What you need to do
Copy each line holding the string "Filament".

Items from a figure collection
◇ ◇ ◇ ◇
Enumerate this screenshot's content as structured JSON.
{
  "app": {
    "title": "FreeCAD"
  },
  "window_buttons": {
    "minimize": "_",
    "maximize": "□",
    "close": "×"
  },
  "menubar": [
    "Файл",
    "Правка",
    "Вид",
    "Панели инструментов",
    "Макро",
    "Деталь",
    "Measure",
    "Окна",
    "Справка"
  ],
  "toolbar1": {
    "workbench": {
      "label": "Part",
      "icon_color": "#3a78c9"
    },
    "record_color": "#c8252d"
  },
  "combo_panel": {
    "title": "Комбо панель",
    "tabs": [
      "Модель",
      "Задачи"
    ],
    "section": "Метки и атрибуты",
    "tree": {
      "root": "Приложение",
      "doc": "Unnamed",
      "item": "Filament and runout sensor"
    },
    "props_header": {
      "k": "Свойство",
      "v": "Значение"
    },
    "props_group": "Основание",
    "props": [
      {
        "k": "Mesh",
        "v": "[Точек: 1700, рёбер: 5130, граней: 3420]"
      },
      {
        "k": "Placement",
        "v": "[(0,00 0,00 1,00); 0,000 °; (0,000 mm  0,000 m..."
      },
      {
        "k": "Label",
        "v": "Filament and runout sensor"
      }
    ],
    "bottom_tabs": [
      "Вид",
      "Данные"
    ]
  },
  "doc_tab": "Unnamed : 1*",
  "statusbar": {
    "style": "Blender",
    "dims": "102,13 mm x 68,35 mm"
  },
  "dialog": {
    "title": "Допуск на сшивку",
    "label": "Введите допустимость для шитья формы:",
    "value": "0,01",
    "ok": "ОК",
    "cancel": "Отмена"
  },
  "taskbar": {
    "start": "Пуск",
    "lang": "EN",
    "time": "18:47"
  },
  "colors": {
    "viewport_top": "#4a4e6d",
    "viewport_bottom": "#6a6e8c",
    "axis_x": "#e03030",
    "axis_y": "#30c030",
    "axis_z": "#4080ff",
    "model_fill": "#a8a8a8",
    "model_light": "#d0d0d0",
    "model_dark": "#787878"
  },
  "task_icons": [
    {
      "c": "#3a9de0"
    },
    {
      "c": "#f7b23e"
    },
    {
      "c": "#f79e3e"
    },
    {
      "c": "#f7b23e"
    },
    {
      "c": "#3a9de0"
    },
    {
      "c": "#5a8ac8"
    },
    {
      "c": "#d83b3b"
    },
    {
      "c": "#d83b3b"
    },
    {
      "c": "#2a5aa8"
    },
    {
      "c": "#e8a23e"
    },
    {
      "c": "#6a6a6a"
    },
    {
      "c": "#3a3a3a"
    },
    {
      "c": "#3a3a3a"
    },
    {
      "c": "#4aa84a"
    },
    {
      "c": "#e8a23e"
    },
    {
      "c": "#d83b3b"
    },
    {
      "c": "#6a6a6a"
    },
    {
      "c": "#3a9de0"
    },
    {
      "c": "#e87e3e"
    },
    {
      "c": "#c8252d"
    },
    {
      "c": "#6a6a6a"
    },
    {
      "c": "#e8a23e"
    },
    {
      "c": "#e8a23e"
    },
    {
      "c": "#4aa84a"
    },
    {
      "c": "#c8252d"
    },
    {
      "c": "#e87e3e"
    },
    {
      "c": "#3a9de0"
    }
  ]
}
◇ ◇ ◇ ◇
Response for this exercise
      "item": "Filament and runout sensor"
        "v": "Filament and runout sensor"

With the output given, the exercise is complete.